• Requirement:
Transcribe all of the records precisely as they are presented.

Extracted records
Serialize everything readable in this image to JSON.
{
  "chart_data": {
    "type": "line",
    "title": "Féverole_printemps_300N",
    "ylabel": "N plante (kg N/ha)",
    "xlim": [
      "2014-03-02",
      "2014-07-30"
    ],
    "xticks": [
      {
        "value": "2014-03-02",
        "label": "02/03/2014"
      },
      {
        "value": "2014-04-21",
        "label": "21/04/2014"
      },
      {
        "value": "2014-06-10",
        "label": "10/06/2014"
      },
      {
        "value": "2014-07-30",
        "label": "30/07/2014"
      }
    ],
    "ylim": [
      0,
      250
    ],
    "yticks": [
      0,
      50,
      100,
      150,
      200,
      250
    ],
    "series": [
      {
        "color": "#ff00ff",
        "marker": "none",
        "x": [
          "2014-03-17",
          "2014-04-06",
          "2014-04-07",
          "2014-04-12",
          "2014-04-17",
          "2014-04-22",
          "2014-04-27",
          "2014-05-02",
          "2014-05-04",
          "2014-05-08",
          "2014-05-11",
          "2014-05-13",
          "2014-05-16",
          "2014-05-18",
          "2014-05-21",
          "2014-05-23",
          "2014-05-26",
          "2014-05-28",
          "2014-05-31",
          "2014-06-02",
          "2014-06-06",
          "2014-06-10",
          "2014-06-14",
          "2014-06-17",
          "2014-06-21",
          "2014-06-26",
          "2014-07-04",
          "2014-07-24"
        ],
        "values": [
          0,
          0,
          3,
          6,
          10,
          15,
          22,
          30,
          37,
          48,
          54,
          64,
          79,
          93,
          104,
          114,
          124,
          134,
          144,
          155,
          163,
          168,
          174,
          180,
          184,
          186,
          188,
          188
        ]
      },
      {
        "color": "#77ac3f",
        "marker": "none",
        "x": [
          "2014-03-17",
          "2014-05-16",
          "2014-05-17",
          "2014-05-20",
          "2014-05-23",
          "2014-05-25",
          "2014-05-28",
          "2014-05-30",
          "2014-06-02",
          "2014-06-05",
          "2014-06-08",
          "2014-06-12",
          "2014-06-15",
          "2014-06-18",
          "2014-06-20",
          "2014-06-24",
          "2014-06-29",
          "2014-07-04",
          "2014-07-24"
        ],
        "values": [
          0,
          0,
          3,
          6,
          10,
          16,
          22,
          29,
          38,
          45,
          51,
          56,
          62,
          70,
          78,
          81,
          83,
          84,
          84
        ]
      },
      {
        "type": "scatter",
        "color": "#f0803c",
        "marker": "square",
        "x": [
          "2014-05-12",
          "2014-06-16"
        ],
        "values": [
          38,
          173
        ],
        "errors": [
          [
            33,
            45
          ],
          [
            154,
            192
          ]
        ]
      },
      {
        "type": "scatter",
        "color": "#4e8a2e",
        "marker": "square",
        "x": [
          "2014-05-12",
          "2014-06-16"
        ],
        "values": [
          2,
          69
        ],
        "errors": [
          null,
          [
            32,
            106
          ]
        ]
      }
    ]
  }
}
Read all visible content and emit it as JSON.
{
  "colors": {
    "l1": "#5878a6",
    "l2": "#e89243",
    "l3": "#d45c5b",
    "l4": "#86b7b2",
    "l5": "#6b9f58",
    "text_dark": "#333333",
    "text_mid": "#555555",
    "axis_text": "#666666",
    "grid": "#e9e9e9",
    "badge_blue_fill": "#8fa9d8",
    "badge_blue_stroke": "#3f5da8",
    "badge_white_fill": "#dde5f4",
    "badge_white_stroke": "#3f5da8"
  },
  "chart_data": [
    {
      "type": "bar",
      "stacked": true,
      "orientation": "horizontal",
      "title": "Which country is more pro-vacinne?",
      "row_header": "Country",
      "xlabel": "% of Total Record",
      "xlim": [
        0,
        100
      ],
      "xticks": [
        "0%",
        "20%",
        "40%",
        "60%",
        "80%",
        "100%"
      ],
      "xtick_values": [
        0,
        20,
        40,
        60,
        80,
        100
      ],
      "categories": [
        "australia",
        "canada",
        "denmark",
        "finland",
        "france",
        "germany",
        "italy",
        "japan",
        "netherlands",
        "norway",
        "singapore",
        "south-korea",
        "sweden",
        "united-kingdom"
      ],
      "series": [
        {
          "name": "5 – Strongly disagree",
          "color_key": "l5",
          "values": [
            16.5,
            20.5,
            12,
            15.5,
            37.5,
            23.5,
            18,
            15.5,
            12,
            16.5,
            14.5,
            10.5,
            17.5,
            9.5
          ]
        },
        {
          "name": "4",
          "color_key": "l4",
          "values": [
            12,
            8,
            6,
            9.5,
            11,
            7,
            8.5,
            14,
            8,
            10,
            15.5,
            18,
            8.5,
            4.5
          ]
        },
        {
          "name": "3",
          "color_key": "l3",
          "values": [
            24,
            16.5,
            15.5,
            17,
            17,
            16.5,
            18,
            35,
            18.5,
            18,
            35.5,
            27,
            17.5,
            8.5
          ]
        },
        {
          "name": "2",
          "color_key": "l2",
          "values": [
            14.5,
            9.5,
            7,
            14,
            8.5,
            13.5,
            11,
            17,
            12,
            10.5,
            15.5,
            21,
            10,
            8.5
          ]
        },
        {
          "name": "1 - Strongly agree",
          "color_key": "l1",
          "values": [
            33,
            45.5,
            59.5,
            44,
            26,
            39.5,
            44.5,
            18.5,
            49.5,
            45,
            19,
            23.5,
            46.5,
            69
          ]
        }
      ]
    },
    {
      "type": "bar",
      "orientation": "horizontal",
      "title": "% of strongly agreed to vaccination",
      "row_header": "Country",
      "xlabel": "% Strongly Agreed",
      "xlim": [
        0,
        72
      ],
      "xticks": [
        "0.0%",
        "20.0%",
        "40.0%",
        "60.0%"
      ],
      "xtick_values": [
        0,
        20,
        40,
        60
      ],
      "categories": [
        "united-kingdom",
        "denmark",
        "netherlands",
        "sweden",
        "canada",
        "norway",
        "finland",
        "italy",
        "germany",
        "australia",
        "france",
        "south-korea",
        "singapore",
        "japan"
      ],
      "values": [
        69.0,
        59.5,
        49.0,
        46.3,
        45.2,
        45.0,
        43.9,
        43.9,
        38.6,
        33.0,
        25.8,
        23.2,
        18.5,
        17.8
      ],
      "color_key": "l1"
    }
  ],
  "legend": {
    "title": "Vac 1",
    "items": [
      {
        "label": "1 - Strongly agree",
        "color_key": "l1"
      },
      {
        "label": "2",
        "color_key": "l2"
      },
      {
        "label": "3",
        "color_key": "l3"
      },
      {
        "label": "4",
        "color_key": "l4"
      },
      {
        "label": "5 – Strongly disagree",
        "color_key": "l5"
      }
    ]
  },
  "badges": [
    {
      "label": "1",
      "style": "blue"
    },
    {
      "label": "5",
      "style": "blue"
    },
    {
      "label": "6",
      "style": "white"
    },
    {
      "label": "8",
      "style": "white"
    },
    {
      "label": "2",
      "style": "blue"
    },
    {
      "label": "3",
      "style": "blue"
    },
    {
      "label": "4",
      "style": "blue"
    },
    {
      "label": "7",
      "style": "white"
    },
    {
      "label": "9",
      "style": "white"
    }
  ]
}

• Written response:
Serialize everything readable in this image to JSON.
{
  "chart_data": {
    "type": "line",
    "title": "Féverole_printemps_300N",
    "ylabel": "N plante (kg N/ha)",
    "xlim": [
      "2014-03-02",
      "2014-07-30"
    ],
    "xticks": [
      {
        "value": "2014-03-02",
        "label": "02/03/2014"
      },
      {
        "value": "2014-04-21",
        "label": "21/04/2014"
      },
      {
        "value": "2014-06-10",
        "label": "10/06/2014"
      },
      {
        "value": "2014-07-30",
        "label": "30/07/2014"
      }
    ],
    "ylim": [
      0,
      250
    ],
    "yticks": [
      0,
      50,
      100,
      150,
      200,
      250
    ],
    "series": [
      {
        "color": "#ff00ff",
        "marker": "none",
        "x": [
          "2014-03-17",
          "2014-04-06",
          "2014-04-07",
          "2014-04-12",
          "2014-04-17",
          "2014-04-22",
          "2014-04-27",
          "2014-05-02",
          "2014-05-04",
          "2014-05-08",
          "2014-05-11",
          "2014-05-13",
          "2014-05-16",
          "2014-05-18",
          "2014-05-21",
          "2014-05-23",
          "2014-05-26",
          "2014-05-28",
          "2014-05-31",
          "2014-06-02",
          "2014-06-06",
          "2014-06-10",
          "2014-06-14",
          "2014-06-17",
          "2014-06-21",
          "2014-06-26",
          "2014-07-04",
          "2014-07-24"
        ],
        "values": [
          0,
          0,
          3,
          6,
          10,
          15,
          22,
          30,
          37,
          48,
          54,
          64,
          79,
          93,
          104,
          114,
          124,
          134,
          144,
          155,
          163,
          168,
          174,
          180,
          184,
          186,
          188,
          188
        ]
      },
      {
        "color": "#77ac3f",
        "marker": "none",
        "x": [
          "2014-03-17",
          "2014-05-16",
          "2014-05-17",
          "2014-05-20",
          "2014-05-23",
          "2014-05-25",
          "2014-05-28",
          "2014-05-30",
          "2014-06-02",
          "2014-06-05",
          "2014-06-08",
          "2014-06-12",
          "2014-06-15",
          "2014-06-18",
          "2014-06-20",
          "2014-06-24",
          "2014-06-29",
          "2014-07-04",
          "2014-07-24"
        ],
        "values": [
          0,
          0,
          3,
          6,
          10,
          16,
          22,
          29,
          38,
          45,
          51,
          56,
          62,
          70,
          78,
          81,
          83,
          84,
          84
        ]
      },
      {
        "type": "scatter",
        "color": "#f0803c",
        "marker": "square",
        "x": [
          "2014-05-12",
          "2014-06-16"
        ],
        "values": [
          38,
          173
        ],
        "errors": [
          [
            33,
            45
          ],
          [
            154,
            192
          ]
        ]
      },
      {
        "type": "scatter",
        "color": "#4e8a2e",
        "marker": "square",
        "x": [
          "2014-05-12",
          "2014-06-16"
        ],
        "values": [
          2,
          69
        ],
        "errors": [
          null,
          [
            32,
            106
          ]
        ]
      }
    ]
  }
}
Read all visible content and emit it as JSON.
{
  "colors": {
    "l1": "#5878a6",
    "l2": "#e89243",
    "l3": "#d45c5b",
    "l4": "#86b7b2",
    "l5": "#6b9f58",
    "text_dark": "#333333",
    "text_mid": "#555555",
    "axis_text": "#666666",
    "grid": "#e9e9e9",
    "badge_blue_fill": "#8fa9d8",
    "badge_blue_stroke": "#3f5da8",
    "badge_white_fill": "#dde5f4",
    "badge_white_stroke": "#3f5da8"
  },
  "chart_data": [
    {
      "type": "bar",
      "stacked": true,
      "orientation": "horizontal",
      "title": "Which country is more pro-vacinne?",
      "row_header": "Country",
      "xlabel": "% of Total Record",
      "xlim": [
        0,
        100
      ],
      "xticks": [
        "0%",
        "20%",
        "40%",
        "60%",
        "80%",
        "100%"
      ],
      "xtick_values": [
        0,
        20,
        40,
        60,
        80,
        100
      ],
      "categories": [
        "australia",
        "canada",
        "denmark",
        "finland",
        "france",
        "germany",
        "italy",
        "japan",
        "netherlands",
        "norway",
        "singapore",
        "south-korea",
        "sweden",
        "united-kingdom"
      ],
      "series": [
        {
          "name": "5 – Strongly disagree",
          "color_key": "l5",
          "values": [
            16.5,
            20.5,
            12,
            15.5,
            37.5,
            23.5,
            18,
            15.5,
            12,
            16.5,
            14.5,
            10.5,
            17.5,
            9.5
          ]
        },
        {
          "name": "4",
          "color_key": "l4",
          "values": [
            12,
            8,
            6,
            9.5,
            11,
            7,
            8.5,
            14,
            8,
            10,
            15.5,
            18,
            8.5,
            4.5
          ]
        },
        {
          "name": "3",
          "color_key": "l3",
          "values": [
            24,
            16.5,
            15.5,
            17,
            17,
            16.5,
            18,
            35,
            18.5,
            18,
            35.5,
            27,
            17.5,
            8.5
          ]
        },
        {
          "name": "2",
          "color_key": "l2",
          "values": [
            14.5,
            9.5,
            7,
            14,
            8.5,
            13.5,
            11,
            17,
            12,
            10.5,
            15.5,
            21,
            10,
            8.5
          ]
        },
        {
          "name": "1 - Strongly agree",
          "color_key": "l1",
          "values": [
            33,
            45.5,
            59.5,
            44,
            26,
            39.5,
            44.5,
            18.5,
            49.5,
            45,
            19,
            23.5,
            46.5,
            69
          ]
        }
      ]
    },
    {
      "type": "bar",
      "orientation": "horizontal",
      "title": "% of strongly agreed to vaccination",
      "row_header": "Country",
      "xlabel": "% Strongly Agreed",
      "xlim": [
        0,
        72
      ],
      "xticks": [
        "0.0%",
        "20.0%",
        "40.0%",
        "60.0%"
      ],
      "xtick_values": [
        0,
        20,
        40,
        60
      ],
      "categories": [
        "united-kingdom",
        "denmark",
        "netherlands",
        "sweden",
        "canada",
        "norway",
        "finland",
        "italy",
        "germany",
        "australia",
        "france",
        "south-korea",
        "singapore",
        "japan"
      ],
      "values": [
        69.0,
        59.5,
        49.0,
        46.3,
        45.2,
        45.0,
        43.9,
        43.9,
        38.6,
        33.0,
        25.8,
        23.2,
        18.5,
        17.8
      ],
      "color_key": "l1"
    }
  ],
  "legend": {
    "title": "Vac 1",
    "items": [
      {
        "label": "1 - Strongly agree",
        "color_key": "l1"
      },
      {
        "label": "2",
        "color_key": "l2"
      },
      {
        "label": "3",
        "color_key": "l3"
      },
      {
        "label": "4",
        "color_key": "l4"
      },
      {
        "label": "5 – Strongly disagree",
        "color_key": "l5"
      }
    ]
  },
  "badges": [
    {
      "label": "1",
      "style": "blue"
    },
    {
      "label": "5",
      "style": "blue"
    },
    {
      "label": "6",
      "style": "white"
    },
    {
      "label": "8",
      "style": "white"
    },
    {
      "label": "2",
      "style": "blue"
    },
    {
      "label": "3",
      "style": "blue"
    },
    {
      "label": "4",
      "style": "blue"
    },
    {
      "label": "7",
      "style": "white"
    },
    {
      "label": "9",
      "style": "white"
    }
  ]
}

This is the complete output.